# DATA SUPPLIED
+ + + + +

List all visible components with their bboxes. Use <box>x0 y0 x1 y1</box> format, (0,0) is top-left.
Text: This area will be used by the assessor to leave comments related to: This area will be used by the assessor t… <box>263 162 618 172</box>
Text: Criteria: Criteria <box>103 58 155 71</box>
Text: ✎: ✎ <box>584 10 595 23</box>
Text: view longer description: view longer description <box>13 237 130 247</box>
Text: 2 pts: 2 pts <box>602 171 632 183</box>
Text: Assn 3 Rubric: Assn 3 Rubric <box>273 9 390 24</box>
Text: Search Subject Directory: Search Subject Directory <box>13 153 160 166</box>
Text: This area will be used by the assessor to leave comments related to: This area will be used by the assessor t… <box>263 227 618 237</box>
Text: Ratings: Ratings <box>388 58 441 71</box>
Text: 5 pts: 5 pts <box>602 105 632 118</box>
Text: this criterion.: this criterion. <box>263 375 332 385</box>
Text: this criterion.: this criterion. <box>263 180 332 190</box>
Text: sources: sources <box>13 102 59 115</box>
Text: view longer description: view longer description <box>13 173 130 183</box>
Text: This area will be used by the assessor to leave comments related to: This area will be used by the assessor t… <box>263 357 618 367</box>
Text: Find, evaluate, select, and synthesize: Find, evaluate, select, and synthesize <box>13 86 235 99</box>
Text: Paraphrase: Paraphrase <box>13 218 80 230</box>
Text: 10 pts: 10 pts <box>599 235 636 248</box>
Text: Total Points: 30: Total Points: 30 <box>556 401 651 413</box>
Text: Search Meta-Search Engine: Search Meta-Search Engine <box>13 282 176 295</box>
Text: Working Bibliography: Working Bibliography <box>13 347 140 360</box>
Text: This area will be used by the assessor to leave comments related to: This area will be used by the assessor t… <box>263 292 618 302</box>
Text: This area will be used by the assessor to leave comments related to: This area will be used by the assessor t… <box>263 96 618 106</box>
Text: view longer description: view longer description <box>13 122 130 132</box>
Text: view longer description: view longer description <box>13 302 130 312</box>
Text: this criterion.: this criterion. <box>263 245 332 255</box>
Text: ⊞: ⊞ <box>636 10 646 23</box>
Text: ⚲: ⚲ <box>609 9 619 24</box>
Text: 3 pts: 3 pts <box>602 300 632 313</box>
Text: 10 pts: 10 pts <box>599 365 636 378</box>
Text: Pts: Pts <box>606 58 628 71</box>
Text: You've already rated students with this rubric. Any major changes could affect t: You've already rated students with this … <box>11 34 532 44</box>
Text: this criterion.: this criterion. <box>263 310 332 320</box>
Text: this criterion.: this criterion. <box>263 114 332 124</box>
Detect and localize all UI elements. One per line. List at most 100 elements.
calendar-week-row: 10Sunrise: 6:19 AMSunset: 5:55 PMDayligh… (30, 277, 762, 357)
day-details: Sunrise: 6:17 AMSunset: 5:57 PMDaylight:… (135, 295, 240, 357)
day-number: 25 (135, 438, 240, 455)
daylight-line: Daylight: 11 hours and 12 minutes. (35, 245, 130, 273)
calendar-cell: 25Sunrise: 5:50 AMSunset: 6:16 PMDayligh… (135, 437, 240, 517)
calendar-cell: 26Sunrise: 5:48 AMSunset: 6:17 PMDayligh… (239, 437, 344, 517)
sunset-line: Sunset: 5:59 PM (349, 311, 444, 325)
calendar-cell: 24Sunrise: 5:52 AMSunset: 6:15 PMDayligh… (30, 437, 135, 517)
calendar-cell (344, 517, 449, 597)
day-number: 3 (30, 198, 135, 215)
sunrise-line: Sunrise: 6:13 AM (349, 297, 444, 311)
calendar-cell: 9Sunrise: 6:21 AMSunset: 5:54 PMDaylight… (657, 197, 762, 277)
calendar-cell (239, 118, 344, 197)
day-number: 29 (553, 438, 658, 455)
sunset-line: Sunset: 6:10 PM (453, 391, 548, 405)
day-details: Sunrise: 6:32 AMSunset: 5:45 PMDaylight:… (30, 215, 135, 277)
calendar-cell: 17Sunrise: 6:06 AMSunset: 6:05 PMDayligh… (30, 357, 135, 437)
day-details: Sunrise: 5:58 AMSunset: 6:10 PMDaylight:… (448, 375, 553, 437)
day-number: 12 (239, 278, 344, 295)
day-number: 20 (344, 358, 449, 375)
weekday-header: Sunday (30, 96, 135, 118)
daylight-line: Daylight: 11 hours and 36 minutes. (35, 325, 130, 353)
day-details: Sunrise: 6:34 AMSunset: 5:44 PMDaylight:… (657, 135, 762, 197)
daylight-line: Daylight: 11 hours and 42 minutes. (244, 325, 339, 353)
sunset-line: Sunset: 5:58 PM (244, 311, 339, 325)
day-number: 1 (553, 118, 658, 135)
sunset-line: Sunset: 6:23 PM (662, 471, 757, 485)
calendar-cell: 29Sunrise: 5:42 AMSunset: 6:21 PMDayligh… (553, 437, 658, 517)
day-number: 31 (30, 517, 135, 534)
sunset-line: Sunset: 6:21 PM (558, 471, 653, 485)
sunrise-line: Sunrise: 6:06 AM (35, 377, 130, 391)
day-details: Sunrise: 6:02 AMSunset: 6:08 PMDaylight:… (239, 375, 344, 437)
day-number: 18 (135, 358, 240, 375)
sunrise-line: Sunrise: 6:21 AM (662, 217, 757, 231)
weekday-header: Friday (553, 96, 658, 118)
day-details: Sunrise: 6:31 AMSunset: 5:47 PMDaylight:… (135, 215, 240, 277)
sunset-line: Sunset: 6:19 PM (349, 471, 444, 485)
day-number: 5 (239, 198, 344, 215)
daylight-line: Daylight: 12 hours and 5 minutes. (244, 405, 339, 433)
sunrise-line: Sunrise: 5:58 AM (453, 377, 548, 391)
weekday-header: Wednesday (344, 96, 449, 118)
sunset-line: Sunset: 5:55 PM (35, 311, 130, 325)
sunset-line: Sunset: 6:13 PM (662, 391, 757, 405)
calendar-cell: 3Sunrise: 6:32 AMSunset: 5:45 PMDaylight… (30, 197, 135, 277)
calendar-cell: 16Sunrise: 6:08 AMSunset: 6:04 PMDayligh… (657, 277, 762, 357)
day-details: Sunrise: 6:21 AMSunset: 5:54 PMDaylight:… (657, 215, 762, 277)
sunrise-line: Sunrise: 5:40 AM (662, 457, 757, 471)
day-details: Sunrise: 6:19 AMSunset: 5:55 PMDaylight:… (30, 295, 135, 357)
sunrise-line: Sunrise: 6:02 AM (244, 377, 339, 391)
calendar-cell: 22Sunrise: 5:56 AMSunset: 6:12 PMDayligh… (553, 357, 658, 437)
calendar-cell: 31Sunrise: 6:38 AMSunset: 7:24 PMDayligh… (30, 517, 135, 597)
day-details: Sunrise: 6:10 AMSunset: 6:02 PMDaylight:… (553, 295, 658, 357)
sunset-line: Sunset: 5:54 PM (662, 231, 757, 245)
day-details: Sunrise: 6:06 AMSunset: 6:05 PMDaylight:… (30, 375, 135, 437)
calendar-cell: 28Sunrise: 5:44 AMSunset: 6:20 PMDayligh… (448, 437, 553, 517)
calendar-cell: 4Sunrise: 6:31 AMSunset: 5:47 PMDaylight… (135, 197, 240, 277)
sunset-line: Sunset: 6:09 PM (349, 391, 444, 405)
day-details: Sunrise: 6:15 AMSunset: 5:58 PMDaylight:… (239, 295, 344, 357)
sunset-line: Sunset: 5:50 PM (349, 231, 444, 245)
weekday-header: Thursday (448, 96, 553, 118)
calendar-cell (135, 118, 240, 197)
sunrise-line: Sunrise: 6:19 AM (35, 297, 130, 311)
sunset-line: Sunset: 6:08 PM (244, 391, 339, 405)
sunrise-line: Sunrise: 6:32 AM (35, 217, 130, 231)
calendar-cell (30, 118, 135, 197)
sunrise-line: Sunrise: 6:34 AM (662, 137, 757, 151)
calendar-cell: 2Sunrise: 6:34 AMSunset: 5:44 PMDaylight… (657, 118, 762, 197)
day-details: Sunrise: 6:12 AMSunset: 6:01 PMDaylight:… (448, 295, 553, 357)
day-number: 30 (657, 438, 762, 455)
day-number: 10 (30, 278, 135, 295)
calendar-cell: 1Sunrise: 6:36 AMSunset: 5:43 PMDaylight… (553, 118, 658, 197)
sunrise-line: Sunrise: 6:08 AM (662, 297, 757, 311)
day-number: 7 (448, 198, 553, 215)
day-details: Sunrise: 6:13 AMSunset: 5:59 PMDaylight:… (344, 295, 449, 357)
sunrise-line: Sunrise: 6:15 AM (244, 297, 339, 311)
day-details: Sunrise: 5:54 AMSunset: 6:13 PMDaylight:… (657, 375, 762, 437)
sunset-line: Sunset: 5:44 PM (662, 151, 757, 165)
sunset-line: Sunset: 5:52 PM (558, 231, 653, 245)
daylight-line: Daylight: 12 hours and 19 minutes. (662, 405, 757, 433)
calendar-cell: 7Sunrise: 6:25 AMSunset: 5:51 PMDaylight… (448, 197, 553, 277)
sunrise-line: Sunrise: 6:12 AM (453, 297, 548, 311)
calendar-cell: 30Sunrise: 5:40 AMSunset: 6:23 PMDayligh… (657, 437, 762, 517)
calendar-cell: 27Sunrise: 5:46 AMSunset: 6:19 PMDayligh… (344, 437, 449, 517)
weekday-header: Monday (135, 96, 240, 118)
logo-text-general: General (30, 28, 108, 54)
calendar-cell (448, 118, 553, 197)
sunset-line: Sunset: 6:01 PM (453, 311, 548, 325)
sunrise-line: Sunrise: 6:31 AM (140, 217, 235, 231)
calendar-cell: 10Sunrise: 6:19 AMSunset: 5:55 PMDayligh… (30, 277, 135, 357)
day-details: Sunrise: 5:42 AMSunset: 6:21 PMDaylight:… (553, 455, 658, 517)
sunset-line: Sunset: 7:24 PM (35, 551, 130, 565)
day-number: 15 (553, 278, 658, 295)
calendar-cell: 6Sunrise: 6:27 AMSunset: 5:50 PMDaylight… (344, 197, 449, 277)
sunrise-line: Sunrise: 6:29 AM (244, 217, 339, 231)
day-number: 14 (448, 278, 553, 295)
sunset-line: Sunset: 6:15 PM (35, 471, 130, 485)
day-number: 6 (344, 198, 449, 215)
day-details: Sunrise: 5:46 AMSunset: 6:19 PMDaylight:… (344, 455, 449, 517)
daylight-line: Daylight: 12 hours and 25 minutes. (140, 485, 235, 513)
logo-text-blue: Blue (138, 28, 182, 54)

+ + + + +

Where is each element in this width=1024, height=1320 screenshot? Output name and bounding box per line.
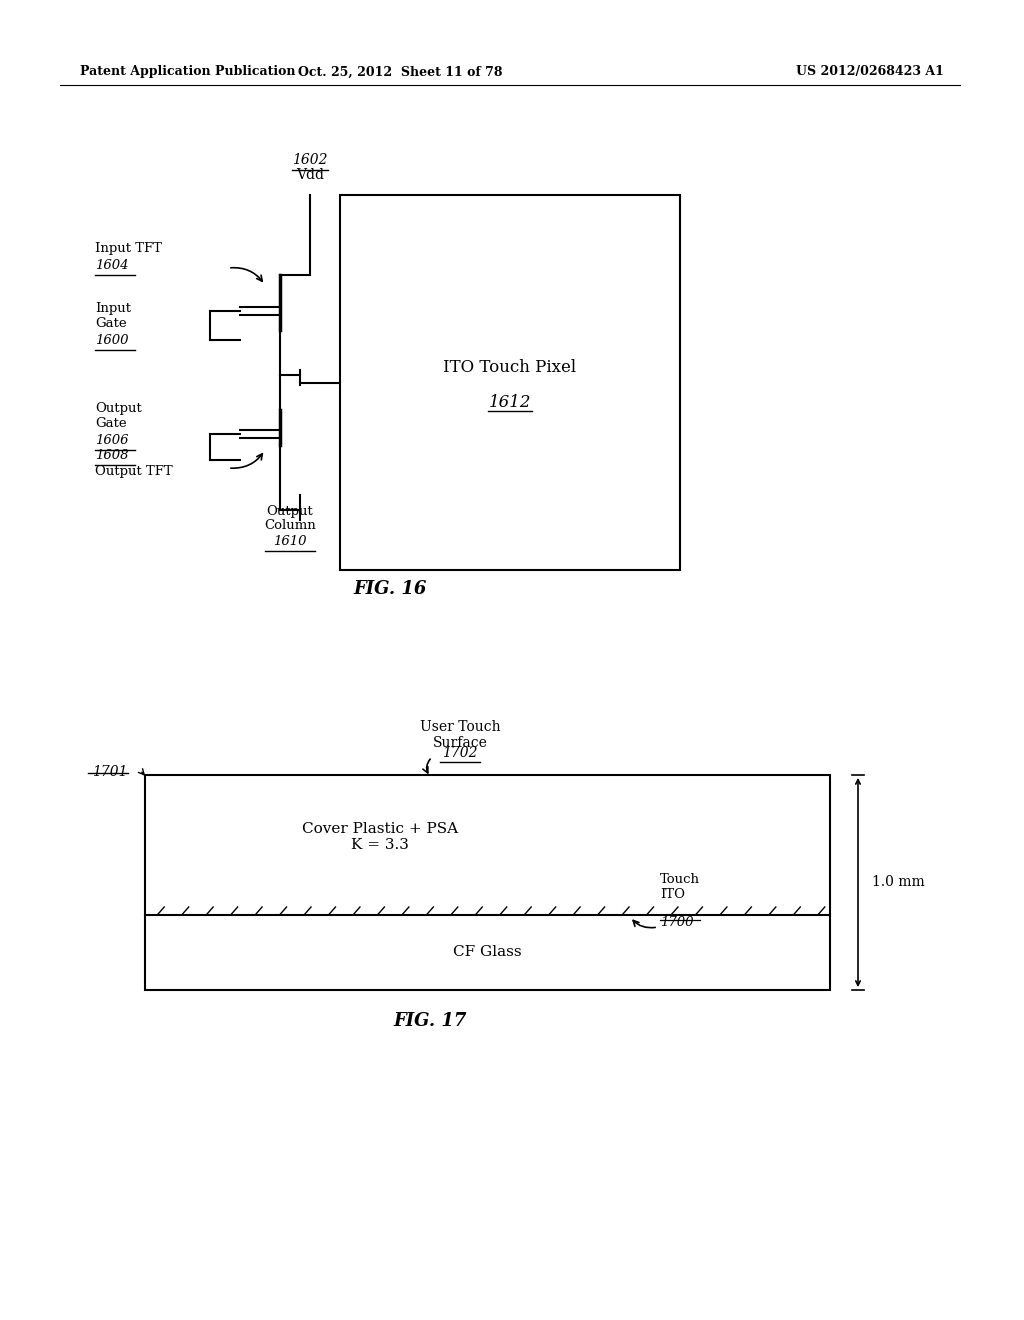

+ + + + +

# SHORT EXERCISE
Write out every row above, from the line containing "Detect and localize" down to the line containing "sunset-line: Sunset: 6:23", including both of those lines.

# WRITTEN SOLUTION
Detect and localize all UI elements. One per line. List at most 100 elements.
calendar-week-row: 10Sunrise: 6:19 AMSunset: 5:55 PMDayligh… (30, 277, 762, 357)
day-details: Sunrise: 6:17 AMSunset: 5:57 PMDaylight:… (135, 295, 240, 357)
day-number: 25 (135, 438, 240, 455)
daylight-line: Daylight: 11 hours and 12 minutes. (35, 245, 130, 273)
calendar-cell: 25Sunrise: 5:50 AMSunset: 6:16 PMDayligh… (135, 437, 240, 517)
calendar-cell: 26Sunrise: 5:48 AMSunset: 6:17 PMDayligh… (239, 437, 344, 517)
sunset-line: Sunset: 5:59 PM (349, 311, 444, 325)
calendar-cell: 24Sunrise: 5:52 AMSunset: 6:15 PMDayligh… (30, 437, 135, 517)
calendar-cell (344, 517, 449, 597)
day-number: 3 (30, 198, 135, 215)
sunrise-line: Sunrise: 6:13 AM (349, 297, 444, 311)
calendar-cell: 9Sunrise: 6:21 AMSunset: 5:54 PMDaylight… (657, 197, 762, 277)
calendar-cell (239, 118, 344, 197)
day-number: 29 (553, 438, 658, 455)
sunset-line: Sunset: 6:10 PM (453, 391, 548, 405)
day-details: Sunrise: 6:32 AMSunset: 5:45 PMDaylight:… (30, 215, 135, 277)
calendar-cell: 17Sunrise: 6:06 AMSunset: 6:05 PMDayligh… (30, 357, 135, 437)
day-details: Sunrise: 5:58 AMSunset: 6:10 PMDaylight:… (448, 375, 553, 437)
day-number: 12 (239, 278, 344, 295)
day-number: 20 (344, 358, 449, 375)
weekday-header: Sunday (30, 96, 135, 118)
daylight-line: Daylight: 11 hours and 36 minutes. (35, 325, 130, 353)
day-details: Sunrise: 6:34 AMSunset: 5:44 PMDaylight:… (657, 135, 762, 197)
daylight-line: Daylight: 11 hours and 42 minutes. (244, 325, 339, 353)
sunset-line: Sunset: 5:58 PM (244, 311, 339, 325)
day-number: 1 (553, 118, 658, 135)
sunset-line: Sunset: 6:23 PM (662, 471, 757, 485)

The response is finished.